SHORT EXERCISE:
Copy each line that has the string "text" somewhere in it.

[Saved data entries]
···
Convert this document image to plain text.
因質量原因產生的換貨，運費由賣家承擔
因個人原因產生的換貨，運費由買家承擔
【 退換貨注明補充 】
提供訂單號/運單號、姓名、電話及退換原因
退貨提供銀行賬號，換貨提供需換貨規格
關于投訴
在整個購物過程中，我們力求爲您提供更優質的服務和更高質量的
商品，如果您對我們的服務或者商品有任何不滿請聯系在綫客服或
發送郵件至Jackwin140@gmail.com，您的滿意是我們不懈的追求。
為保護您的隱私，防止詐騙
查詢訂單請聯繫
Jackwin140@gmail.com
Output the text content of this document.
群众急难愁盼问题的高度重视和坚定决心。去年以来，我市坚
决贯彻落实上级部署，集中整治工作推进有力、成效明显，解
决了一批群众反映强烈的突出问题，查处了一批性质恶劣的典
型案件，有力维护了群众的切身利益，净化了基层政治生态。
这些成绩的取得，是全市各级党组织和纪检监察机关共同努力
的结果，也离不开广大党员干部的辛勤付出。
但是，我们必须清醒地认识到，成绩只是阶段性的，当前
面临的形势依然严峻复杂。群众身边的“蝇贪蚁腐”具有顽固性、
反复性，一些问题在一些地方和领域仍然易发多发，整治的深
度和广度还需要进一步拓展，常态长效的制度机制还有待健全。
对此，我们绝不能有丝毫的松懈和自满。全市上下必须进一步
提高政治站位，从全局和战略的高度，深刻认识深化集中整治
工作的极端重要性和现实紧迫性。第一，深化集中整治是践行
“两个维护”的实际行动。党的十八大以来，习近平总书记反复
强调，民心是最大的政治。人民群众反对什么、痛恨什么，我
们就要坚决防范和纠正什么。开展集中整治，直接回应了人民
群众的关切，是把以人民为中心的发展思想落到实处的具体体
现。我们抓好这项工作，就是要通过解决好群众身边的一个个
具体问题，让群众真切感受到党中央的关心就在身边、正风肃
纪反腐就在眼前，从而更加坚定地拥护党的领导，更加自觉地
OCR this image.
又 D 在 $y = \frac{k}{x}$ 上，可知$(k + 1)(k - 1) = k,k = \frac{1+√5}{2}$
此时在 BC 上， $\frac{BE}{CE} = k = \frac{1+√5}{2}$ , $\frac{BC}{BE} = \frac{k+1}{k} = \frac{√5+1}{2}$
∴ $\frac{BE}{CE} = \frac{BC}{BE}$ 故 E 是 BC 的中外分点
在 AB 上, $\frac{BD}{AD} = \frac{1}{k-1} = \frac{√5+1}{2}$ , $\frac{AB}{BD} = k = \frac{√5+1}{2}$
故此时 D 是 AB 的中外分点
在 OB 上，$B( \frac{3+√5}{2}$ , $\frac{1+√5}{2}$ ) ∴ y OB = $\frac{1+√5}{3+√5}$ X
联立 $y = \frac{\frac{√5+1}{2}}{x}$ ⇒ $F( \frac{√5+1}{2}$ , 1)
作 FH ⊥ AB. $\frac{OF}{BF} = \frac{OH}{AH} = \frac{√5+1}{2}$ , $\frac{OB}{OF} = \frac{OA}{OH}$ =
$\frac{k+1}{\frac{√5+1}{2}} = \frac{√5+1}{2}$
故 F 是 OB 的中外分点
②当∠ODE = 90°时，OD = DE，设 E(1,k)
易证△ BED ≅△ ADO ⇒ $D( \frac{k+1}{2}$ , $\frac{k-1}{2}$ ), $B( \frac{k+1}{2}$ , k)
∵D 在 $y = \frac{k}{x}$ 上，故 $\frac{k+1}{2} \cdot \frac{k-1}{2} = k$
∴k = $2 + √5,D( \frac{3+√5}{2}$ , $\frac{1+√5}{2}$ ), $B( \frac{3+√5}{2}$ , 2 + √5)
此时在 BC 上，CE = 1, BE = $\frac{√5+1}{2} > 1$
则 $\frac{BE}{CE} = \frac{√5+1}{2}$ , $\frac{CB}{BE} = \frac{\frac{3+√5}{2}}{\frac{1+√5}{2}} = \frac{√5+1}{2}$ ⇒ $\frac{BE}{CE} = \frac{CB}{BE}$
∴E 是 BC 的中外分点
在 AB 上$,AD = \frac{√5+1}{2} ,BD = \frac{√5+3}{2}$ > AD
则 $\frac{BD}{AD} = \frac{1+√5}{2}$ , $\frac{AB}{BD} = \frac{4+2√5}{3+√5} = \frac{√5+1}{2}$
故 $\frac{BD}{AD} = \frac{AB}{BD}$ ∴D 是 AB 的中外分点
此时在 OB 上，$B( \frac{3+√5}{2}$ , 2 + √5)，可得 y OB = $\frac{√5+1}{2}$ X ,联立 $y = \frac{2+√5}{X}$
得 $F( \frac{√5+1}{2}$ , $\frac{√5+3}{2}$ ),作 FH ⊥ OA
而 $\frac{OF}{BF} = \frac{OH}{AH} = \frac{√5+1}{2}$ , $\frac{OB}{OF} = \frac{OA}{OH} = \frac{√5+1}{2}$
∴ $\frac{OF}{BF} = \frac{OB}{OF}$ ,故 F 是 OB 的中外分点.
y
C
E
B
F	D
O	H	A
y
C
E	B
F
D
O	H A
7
···
PROBLEM SOLUTION:
Convert this document image to plain text.
Output the text content of this document.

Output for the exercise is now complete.